Reading text

━━━━━━━━

Post by Andrew Mather
Jobs using more than 16 nodes, schedule from the top/front of the list
and
Post by Andrew Mather
smaller schedule from the bottom/back of the list.
I'm guessing for "list" you mean a list of nodes?
Yes. It may be specific to Cray/Moab.
Post by Chris Samuel
It's an interesting idea
and possibly something that might be doable in Slurm with some patching, for
us it might be more like allocate sub-node jobs from the start of the list (to
hopefully fill up holes left by other small jobs) and full node jobs from the
end of the list (where here list is a set of nodes of the same weight).
You've got me thinking... ;-)
All the best!
Chris
Good luck. If you want to discuss, please do not hesitate to ask. We have
another paper pending along the same lines.

━━━━━━━━

Dataset rows

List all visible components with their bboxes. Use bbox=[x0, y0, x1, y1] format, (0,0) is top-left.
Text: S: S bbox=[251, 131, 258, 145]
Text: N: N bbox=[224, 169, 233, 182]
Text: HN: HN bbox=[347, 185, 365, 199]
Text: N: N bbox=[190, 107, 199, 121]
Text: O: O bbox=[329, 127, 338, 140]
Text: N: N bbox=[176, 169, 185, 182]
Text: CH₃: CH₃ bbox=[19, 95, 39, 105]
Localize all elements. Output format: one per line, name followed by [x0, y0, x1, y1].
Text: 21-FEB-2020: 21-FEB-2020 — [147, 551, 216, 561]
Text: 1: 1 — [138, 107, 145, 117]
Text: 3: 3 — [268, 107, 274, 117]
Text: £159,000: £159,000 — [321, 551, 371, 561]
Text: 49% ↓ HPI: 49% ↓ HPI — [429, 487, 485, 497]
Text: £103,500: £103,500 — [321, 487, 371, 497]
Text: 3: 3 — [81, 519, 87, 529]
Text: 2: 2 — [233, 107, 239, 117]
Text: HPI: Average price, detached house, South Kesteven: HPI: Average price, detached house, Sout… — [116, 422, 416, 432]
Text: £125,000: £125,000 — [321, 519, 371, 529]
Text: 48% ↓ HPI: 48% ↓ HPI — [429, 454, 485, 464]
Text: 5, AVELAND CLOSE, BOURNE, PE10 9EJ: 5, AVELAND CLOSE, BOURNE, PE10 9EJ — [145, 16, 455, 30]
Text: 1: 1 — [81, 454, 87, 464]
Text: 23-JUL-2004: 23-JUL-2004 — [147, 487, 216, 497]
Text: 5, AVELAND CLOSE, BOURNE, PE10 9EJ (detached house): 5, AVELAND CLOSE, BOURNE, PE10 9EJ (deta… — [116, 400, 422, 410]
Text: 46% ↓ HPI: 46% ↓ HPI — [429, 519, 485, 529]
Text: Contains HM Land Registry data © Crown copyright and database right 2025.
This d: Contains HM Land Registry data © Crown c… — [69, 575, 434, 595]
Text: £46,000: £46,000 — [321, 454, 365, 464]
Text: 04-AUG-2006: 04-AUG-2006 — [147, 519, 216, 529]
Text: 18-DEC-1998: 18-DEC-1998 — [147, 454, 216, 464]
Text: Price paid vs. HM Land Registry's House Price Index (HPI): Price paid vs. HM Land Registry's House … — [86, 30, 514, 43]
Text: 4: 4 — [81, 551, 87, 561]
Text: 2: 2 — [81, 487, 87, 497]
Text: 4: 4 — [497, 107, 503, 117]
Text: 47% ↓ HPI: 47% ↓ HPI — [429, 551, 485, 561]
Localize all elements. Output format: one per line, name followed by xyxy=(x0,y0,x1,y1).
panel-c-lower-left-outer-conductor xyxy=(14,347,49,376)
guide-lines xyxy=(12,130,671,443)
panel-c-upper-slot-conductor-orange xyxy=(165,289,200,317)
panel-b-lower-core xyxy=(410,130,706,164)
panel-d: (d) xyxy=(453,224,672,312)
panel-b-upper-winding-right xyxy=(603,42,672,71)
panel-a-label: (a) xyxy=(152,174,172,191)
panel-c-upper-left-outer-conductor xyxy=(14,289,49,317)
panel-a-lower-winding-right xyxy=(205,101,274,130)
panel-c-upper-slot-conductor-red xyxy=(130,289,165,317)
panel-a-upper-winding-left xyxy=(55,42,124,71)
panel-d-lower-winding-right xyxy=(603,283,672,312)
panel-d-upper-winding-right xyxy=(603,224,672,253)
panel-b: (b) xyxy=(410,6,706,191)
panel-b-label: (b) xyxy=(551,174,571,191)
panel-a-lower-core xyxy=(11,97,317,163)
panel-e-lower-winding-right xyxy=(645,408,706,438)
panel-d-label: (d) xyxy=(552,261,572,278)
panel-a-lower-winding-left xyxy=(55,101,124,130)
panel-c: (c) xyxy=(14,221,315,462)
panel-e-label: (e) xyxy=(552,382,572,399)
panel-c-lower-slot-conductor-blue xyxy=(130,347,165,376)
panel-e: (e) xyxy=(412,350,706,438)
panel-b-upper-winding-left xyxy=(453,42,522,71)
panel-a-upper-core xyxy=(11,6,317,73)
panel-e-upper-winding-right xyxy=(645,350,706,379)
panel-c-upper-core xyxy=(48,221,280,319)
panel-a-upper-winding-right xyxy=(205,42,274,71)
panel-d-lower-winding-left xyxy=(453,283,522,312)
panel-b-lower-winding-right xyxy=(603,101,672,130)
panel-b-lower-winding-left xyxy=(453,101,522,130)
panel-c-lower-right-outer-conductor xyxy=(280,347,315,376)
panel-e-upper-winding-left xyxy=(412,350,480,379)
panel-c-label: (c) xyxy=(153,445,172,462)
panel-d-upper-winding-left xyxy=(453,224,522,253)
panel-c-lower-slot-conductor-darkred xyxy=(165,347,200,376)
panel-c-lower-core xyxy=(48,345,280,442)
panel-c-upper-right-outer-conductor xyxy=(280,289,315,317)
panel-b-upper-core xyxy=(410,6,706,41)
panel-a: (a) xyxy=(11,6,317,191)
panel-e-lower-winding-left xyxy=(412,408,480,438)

━━━━━━━━

Instructions
1/ In the scheduling discussion, where in the list are jobs that use more than 16 nodes scheduled from?
2/ Translate the sentence "It may be specific to Cray/Moab." from the scheduling discussion into Spanish.
3/ In the scheduling discussion, why would Chris Samuel's variation allocate sub-node jobs from the start of the list?

Results of the exercise
1/ From the top/front of the list.

2/ Puede que sea específico de Cray/Moab.

3/ Sub-node jobs would be allocated from the start of the list in the hope of filling up holes left by other small jobs. Full node jobs would then be allocated from the end of the list.